__DIRECTIONS FOR THIS TASK__
Look through the data below and say how many of its lines contain "JSON", adding nothing else.

__DATASET EXCERPTS__
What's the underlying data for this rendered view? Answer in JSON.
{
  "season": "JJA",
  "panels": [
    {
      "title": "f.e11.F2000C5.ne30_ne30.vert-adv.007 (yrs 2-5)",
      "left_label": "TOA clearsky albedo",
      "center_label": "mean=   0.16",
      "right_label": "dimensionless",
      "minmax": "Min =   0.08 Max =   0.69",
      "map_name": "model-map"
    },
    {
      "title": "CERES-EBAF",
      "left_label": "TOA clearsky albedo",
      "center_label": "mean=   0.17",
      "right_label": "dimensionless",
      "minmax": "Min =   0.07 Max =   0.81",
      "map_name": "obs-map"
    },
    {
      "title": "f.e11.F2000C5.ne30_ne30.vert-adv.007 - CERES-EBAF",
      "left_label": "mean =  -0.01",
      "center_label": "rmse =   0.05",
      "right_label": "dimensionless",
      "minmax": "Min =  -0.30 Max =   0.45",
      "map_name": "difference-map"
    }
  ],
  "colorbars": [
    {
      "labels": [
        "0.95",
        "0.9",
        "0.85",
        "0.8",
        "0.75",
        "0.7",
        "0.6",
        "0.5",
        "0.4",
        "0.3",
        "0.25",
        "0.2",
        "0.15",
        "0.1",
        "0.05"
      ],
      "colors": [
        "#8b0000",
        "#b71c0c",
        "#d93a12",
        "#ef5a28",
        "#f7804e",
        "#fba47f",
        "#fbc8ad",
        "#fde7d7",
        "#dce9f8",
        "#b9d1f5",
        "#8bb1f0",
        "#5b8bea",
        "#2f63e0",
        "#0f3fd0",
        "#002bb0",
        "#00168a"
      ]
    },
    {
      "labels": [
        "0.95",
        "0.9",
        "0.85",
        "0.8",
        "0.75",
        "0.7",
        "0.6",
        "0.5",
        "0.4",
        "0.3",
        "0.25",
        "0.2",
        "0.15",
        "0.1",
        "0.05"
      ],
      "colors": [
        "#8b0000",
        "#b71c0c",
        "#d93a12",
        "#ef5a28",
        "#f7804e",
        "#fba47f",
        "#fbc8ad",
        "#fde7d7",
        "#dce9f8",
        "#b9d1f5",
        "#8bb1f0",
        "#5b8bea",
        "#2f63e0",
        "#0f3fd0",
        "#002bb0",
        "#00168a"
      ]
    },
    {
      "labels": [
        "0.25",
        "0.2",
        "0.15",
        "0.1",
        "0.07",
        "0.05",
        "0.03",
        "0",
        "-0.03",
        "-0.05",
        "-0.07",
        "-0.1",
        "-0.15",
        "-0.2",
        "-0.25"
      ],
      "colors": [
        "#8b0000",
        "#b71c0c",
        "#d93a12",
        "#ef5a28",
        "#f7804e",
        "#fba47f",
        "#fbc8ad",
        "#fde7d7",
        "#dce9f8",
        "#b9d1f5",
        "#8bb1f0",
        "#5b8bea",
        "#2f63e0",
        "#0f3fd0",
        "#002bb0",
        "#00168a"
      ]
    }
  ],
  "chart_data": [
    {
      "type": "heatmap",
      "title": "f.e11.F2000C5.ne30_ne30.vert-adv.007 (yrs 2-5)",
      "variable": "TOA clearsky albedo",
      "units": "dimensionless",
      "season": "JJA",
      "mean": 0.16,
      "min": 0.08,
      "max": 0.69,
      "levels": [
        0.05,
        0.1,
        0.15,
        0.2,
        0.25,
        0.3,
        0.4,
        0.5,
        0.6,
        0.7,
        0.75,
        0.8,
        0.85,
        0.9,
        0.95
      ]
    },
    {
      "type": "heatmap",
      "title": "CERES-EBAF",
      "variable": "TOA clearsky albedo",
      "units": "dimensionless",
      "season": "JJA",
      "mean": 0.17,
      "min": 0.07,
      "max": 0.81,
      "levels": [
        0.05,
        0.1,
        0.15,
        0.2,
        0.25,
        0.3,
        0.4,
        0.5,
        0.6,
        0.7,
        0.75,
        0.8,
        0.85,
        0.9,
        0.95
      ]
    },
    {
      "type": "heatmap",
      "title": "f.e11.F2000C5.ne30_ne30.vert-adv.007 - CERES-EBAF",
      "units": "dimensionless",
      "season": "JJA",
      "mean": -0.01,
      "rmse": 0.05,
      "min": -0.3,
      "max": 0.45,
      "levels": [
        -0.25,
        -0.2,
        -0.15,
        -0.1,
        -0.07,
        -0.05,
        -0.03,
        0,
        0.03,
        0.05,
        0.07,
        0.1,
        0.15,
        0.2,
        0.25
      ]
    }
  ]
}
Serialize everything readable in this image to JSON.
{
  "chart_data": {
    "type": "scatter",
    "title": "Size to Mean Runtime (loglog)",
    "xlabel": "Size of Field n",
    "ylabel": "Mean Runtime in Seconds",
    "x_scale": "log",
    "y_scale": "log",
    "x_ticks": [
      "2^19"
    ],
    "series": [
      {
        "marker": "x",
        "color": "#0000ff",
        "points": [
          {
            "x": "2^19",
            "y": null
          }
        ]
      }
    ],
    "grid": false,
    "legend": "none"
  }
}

__RESPONSE TO THIS EXERCISE__
2